Task requirements: Starting with the first line of the items and going on through the line with "Detect and localize", write those lines out again with every "data-line" swapped for "series-line" and nothing else changed. Leave the pictures out of your answer.

Entries shown:
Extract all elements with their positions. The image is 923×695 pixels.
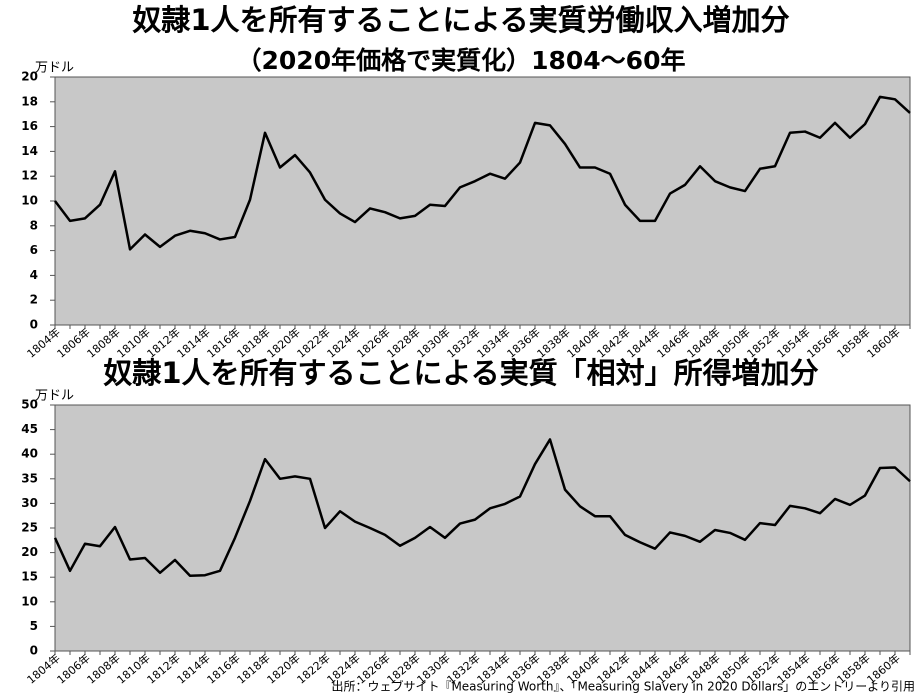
y-tick-label: 6	[30, 243, 38, 257]
y-tick-label: 18	[21, 94, 38, 108]
y-tick-label: 0	[30, 644, 38, 658]
data-line	[53, 438, 911, 577]
x-tick-label: 1856年	[804, 325, 843, 361]
y-tick-label: 30	[21, 496, 38, 510]
y-tick-label: 15	[21, 570, 38, 584]
plot-area	[54, 76, 911, 326]
y-unit: 万ドル	[35, 61, 74, 76]
y-tick-label: 2	[30, 293, 38, 307]
y-tick-label: 10	[21, 194, 38, 208]
x-tick-label: 1806年	[54, 651, 93, 687]
x-tick-label: 1806年	[54, 325, 93, 361]
x-tick-label: 1818年	[234, 651, 273, 687]
x-tick-label: 1858年	[834, 325, 873, 361]
y-tick-label: 25	[21, 521, 38, 535]
y-tick-label: 45	[21, 422, 38, 436]
y-tick-label: 10	[21, 594, 38, 608]
y-tick-label: 20	[21, 545, 38, 559]
source-note: 出所：ウェブサイト『Measuring Worth』、「Measuring Sl…	[331, 679, 915, 694]
chart-title: 奴隷1人を所有することによる実質労働収入増加分	[131, 3, 789, 37]
y-unit: 万ドル	[35, 389, 74, 404]
plot-area	[54, 404, 911, 652]
y-tick-label: 50	[21, 398, 38, 412]
x-tick-label: 1812年	[144, 651, 183, 687]
x-tick-label: 1810年	[114, 651, 153, 687]
y-tick-label: 12	[21, 169, 38, 183]
x-tick-label: 1808年	[84, 651, 123, 687]
y-tick-label: 16	[21, 119, 38, 133]
x-tick-label: 1860年	[864, 325, 903, 361]
y-tick-label: 14	[21, 144, 38, 158]
x-tick-label: 1820年	[264, 651, 303, 687]
data-line	[54, 95, 911, 251]
y-tick-label: 5	[30, 619, 38, 633]
y-tick-label: 0	[30, 318, 38, 332]
x-tick-label: 1822年	[294, 651, 333, 687]
x-tick-label: 1814年	[174, 651, 213, 687]
chart-title: 奴隷1人を所有することによる実質「相対」所得増加分	[102, 356, 818, 390]
y-tick-label: 40	[21, 447, 38, 461]
y-tick-label: 20	[21, 70, 38, 84]
y-tick-label: 4	[30, 268, 38, 282]
x-tick-label: 1816年	[204, 651, 243, 687]
y-tick-label: 8	[30, 218, 38, 232]
chart-subtitle: （2020年価格で実質化）1804～60年	[237, 46, 686, 75]
y-tick-label: 35	[21, 471, 38, 485]
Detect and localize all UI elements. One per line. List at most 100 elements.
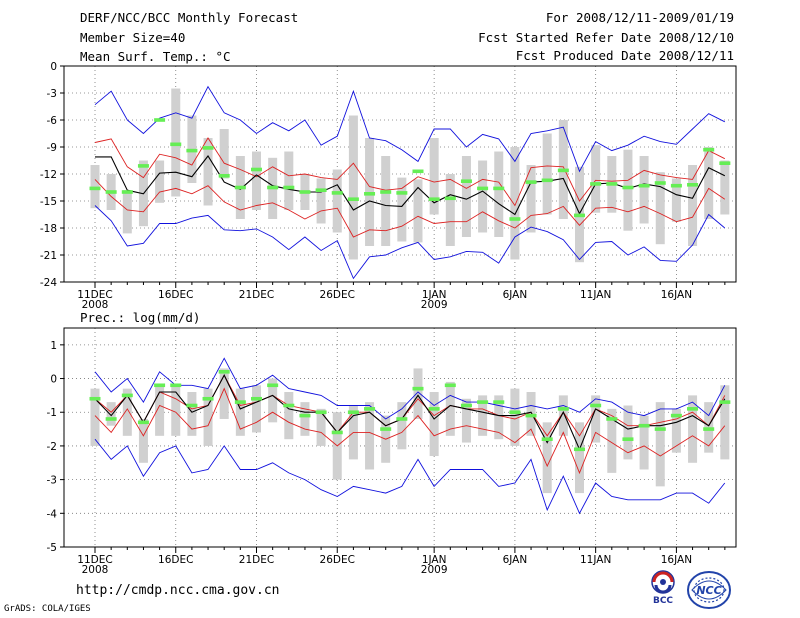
observed-marker: [137, 164, 149, 168]
x-tick-label: 26DEC: [320, 289, 355, 301]
spread-box: [397, 402, 407, 450]
series-upper-envelope-line: [94, 85, 726, 173]
spread-box: [478, 160, 488, 233]
observed-marker: [590, 403, 602, 408]
observed-marker: [186, 148, 198, 153]
ncc-logo: NCC: [686, 570, 732, 614]
observed-marker: [267, 185, 279, 190]
observed-marker: [251, 167, 262, 172]
y-tick-label: 0: [50, 374, 57, 386]
x-tick-label: 6JAN: [503, 554, 528, 566]
x-tick-label: 11JAN: [580, 554, 611, 566]
ncc-logo-text: NCC: [696, 584, 721, 597]
spread-box: [171, 385, 181, 436]
x-tick-label: 1JAN: [422, 289, 447, 301]
spread-box: [688, 165, 698, 246]
observed-marker: [283, 185, 295, 190]
spread-box: [623, 405, 633, 460]
observed-marker: [638, 423, 650, 428]
spread-box: [155, 385, 165, 436]
y-tick-label: -9: [47, 142, 57, 154]
x-tick-label: 16DEC: [158, 289, 193, 301]
spread-box: [623, 149, 633, 231]
spread-box: [348, 115, 358, 260]
spread-box: [187, 392, 197, 436]
observed-marker: [428, 407, 440, 411]
observed-marker: [477, 400, 489, 404]
y-tick-label: -2: [47, 441, 57, 453]
spread-box: [284, 392, 294, 440]
y-tick-label: -18: [40, 223, 57, 235]
observed-marker: [719, 400, 731, 404]
spread-box: [461, 156, 471, 237]
spread-box: [122, 190, 132, 234]
spread-box: [558, 395, 568, 436]
x-year-label: 2009: [421, 564, 448, 576]
spread-box: [478, 395, 488, 436]
x-tick-label: 16DEC: [158, 554, 193, 566]
spread-box: [655, 172, 665, 245]
y-tick-label: -5: [47, 542, 57, 554]
spread-box: [720, 160, 730, 215]
spread-box: [219, 129, 229, 179]
series-upper-red-line: [94, 137, 726, 207]
series-upper-envelope-line: [94, 357, 726, 420]
observed-marker: [525, 180, 537, 184]
observed-marker: [331, 430, 343, 435]
observed-marker: [412, 169, 424, 174]
y-tick-label: -6: [47, 115, 58, 127]
spread-box: [381, 156, 391, 246]
observed-marker: [654, 427, 666, 431]
series-lower-red-line: [94, 387, 726, 475]
spread-box: [639, 415, 649, 470]
bcc-logo: BCC: [642, 568, 684, 610]
observed-marker: [89, 186, 101, 191]
observed-marker: [557, 407, 569, 411]
observed-marker: [137, 420, 149, 425]
observed-marker: [670, 183, 682, 188]
series-lower-red-line: [94, 179, 726, 238]
observed-marker: [670, 413, 682, 418]
spread-box: [461, 398, 471, 443]
observed-marker: [444, 196, 456, 201]
spread-box: [671, 178, 681, 222]
spread-box: [445, 174, 455, 246]
x-year-label: 2008: [82, 564, 109, 576]
observed-marker: [557, 168, 569, 173]
x-tick-label: 21DEC: [239, 289, 274, 301]
spread-box: [688, 395, 698, 463]
observed-marker: [574, 213, 585, 218]
spread-box: [219, 368, 229, 419]
spread-box: [365, 402, 375, 470]
x-year-label: 2008: [82, 299, 109, 311]
spread-box: [284, 151, 294, 210]
spread-box: [445, 381, 455, 436]
temperature-panel-title: Mean Surf. Temp.: °C: [80, 49, 231, 64]
spread-box: [235, 388, 245, 436]
source-url[interactable]: http://cmdp.ncc.cma.gov.cn: [76, 583, 280, 598]
observed-marker: [493, 186, 505, 191]
spread-box: [413, 368, 423, 419]
spread-box: [591, 145, 601, 213]
observed-marker: [234, 185, 246, 190]
spread-box: [397, 177, 407, 242]
observed-marker: [703, 427, 715, 431]
observed-marker: [299, 413, 311, 418]
observed-marker: [170, 142, 182, 147]
observed-marker: [444, 383, 456, 388]
y-tick-label: -24: [40, 277, 57, 289]
observed-marker: [687, 407, 699, 411]
spread-box: [300, 402, 310, 436]
observed-marker: [364, 192, 376, 196]
observed-marker: [719, 161, 731, 165]
chart-title: DERF/NCC/BCC Monthly Forecast: [80, 10, 299, 25]
observed-marker: [154, 118, 166, 122]
spread-box: [671, 408, 681, 453]
x-tick-label: 1JAN: [422, 554, 447, 566]
observed-marker: [541, 178, 553, 183]
y-tick-label: -12: [40, 169, 57, 181]
x-tick-label: 16JAN: [661, 554, 692, 566]
observed-marker: [299, 190, 311, 194]
observed-marker: [396, 191, 408, 195]
x-tick-label: 6JAN: [503, 289, 528, 301]
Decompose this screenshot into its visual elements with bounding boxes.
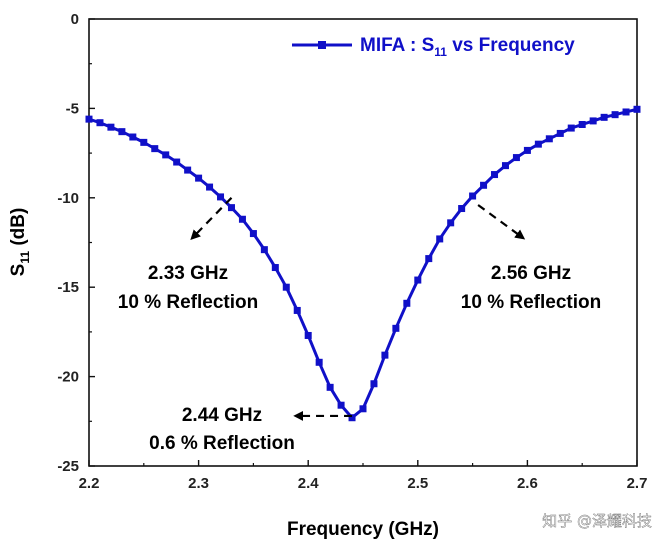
- data-point: [491, 171, 499, 179]
- data-point: [85, 115, 93, 123]
- data-point: [447, 219, 455, 227]
- y-tick-label: -20: [57, 369, 79, 386]
- data-point: [370, 380, 378, 388]
- data-point: [184, 166, 192, 174]
- data-point: [249, 230, 257, 238]
- y-tick-label: -25: [57, 458, 79, 475]
- annotation-freq-2-33: 2.33 GHz: [148, 263, 228, 284]
- annotation-freq-2-44: 2.44 GHz: [182, 405, 262, 426]
- data-point: [96, 119, 104, 127]
- data-point: [217, 193, 225, 201]
- x-tick-label: 2.5: [407, 475, 428, 492]
- x-tick-labels: 2.2 2.3 2.4 2.5 2.6 2.7: [79, 475, 648, 492]
- x-axis-title: Frequency (GHz): [287, 519, 439, 540]
- data-point: [381, 351, 389, 359]
- data-point: [206, 183, 214, 191]
- annotation-2-33: 2.33 GHz 10 % Reflection: [118, 197, 258, 313]
- legend-marker: [318, 41, 326, 49]
- annotation-2-56: 2.56 GHz 10 % Reflection: [461, 204, 601, 313]
- watermark-text: 知乎 @泽耀科技: [542, 512, 652, 530]
- data-point: [578, 120, 586, 128]
- data-point: [282, 283, 290, 291]
- data-point: [260, 246, 268, 254]
- data-point: [556, 129, 564, 137]
- s11-series: [85, 105, 641, 422]
- annotation-2-44: 2.44 GHz 0.6 % Reflection: [149, 405, 353, 454]
- data-point: [480, 181, 488, 189]
- data-point: [622, 108, 630, 116]
- data-point: [348, 414, 356, 422]
- data-point: [425, 255, 433, 263]
- data-point: [118, 128, 126, 136]
- legend: MIFA : S11 vs Frequency: [292, 35, 575, 59]
- y-tick-label: -10: [57, 190, 79, 207]
- data-point: [195, 174, 203, 182]
- y-axis-title: S11 (dB): [8, 208, 32, 277]
- y-tick-label: 0: [71, 11, 79, 28]
- data-point: [337, 401, 345, 409]
- x-tick-label: 2.6: [517, 475, 538, 492]
- data-point: [469, 192, 477, 200]
- x-tick-label: 2.4: [298, 475, 320, 492]
- data-point: [611, 111, 619, 119]
- annotation-reflection-2-33: 10 % Reflection: [118, 292, 258, 313]
- annotation-reflection-2-56: 10 % Reflection: [461, 292, 601, 313]
- plot-area-frame: [88, 18, 638, 467]
- data-point: [512, 154, 520, 162]
- annotation-freq-2-56: 2.56 GHz: [491, 263, 571, 284]
- data-point: [107, 123, 115, 131]
- data-point: [633, 105, 641, 113]
- data-point: [140, 138, 148, 146]
- x-tick-label: 2.7: [627, 475, 648, 492]
- data-point: [458, 205, 466, 213]
- data-point: [545, 135, 553, 143]
- data-point: [326, 383, 334, 391]
- y-tick-label: -15: [57, 279, 79, 296]
- data-point: [271, 264, 279, 272]
- data-point: [151, 145, 159, 153]
- data-point: [315, 358, 323, 366]
- annotation-arrow-2-56: [477, 204, 526, 240]
- data-point: [436, 235, 444, 243]
- x-tick-label: 2.2: [79, 475, 100, 492]
- data-point: [589, 117, 597, 125]
- data-point: [359, 405, 367, 413]
- y-tick-label: -5: [66, 100, 79, 117]
- x-tick-label: 2.3: [188, 475, 209, 492]
- data-point: [162, 151, 170, 159]
- data-point: [523, 146, 531, 154]
- y-tick-labels: 0 -5 -10 -15 -20 -25: [57, 11, 79, 475]
- data-point: [173, 158, 181, 166]
- axis-ticks: [88, 18, 638, 467]
- data-point: [501, 162, 509, 170]
- data-point: [392, 324, 400, 332]
- data-point: [293, 306, 301, 314]
- data-point: [129, 133, 137, 141]
- data-point: [304, 331, 312, 339]
- data-point: [600, 113, 608, 121]
- data-point: [534, 140, 542, 148]
- data-point: [567, 124, 575, 132]
- legend-label: MIFA : S11 vs Frequency: [360, 35, 575, 59]
- annotation-arrow-2-33: [190, 197, 233, 240]
- annotation-reflection-2-44: 0.6 % Reflection: [149, 433, 295, 454]
- data-point: [414, 276, 422, 284]
- data-point: [403, 299, 411, 307]
- data-point: [238, 215, 246, 223]
- data-point: [227, 204, 235, 212]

The answer:
Extract all elements with their positions. The image is 923×695 pixels.
y-tick-label: 6	[30, 243, 38, 257]
y-tick-label: 18	[21, 94, 38, 108]
y-tick-label: 0	[30, 644, 38, 658]
series-line	[53, 438, 911, 577]
x-tick-label: 1856年	[804, 325, 843, 361]
y-tick-label: 30	[21, 496, 38, 510]
y-tick-label: 15	[21, 570, 38, 584]
plot-area	[54, 76, 911, 326]
y-unit: 万ドル	[35, 61, 74, 76]
y-tick-label: 2	[30, 293, 38, 307]
y-tick-label: 10	[21, 194, 38, 208]
x-tick-label: 1806年	[54, 651, 93, 687]
x-tick-label: 1806年	[54, 325, 93, 361]
x-tick-label: 1818年	[234, 651, 273, 687]
x-tick-label: 1858年	[834, 325, 873, 361]
y-tick-label: 25	[21, 521, 38, 535]
y-tick-label: 45	[21, 422, 38, 436]
y-tick-label: 10	[21, 594, 38, 608]
y-tick-label: 20	[21, 545, 38, 559]
source-note: 出所：ウェブサイト『Measuring Worth』、「Measuring Sl…	[331, 679, 915, 694]
chart-title: 奴隷1人を所有することによる実質労働収入増加分	[131, 3, 789, 37]
y-unit: 万ドル	[35, 389, 74, 404]
plot-area	[54, 404, 911, 652]
y-tick-label: 50	[21, 398, 38, 412]
x-tick-label: 1812年	[144, 651, 183, 687]
x-tick-label: 1810年	[114, 651, 153, 687]
y-tick-label: 12	[21, 169, 38, 183]
x-tick-label: 1808年	[84, 651, 123, 687]
y-tick-label: 16	[21, 119, 38, 133]
x-tick-label: 1860年	[864, 325, 903, 361]
y-tick-label: 14	[21, 144, 38, 158]
x-tick-label: 1820年	[264, 651, 303, 687]
series-line	[54, 95, 911, 251]
y-tick-label: 5	[30, 619, 38, 633]
y-tick-label: 0	[30, 318, 38, 332]
x-tick-label: 1822年	[294, 651, 333, 687]
x-tick-label: 1814年	[174, 651, 213, 687]
chart-title: 奴隷1人を所有することによる実質「相対」所得増加分	[102, 356, 818, 390]
y-tick-label: 40	[21, 447, 38, 461]
y-tick-label: 20	[21, 70, 38, 84]
y-tick-label: 4	[30, 268, 38, 282]
x-tick-label: 1816年	[204, 651, 243, 687]
y-tick-label: 8	[30, 218, 38, 232]
chart-subtitle: （2020年価格で実質化）1804～60年	[237, 46, 686, 75]
y-tick-label: 35	[21, 471, 38, 485]
Detect and localize all UI elements. One per line. List at most 100 elements.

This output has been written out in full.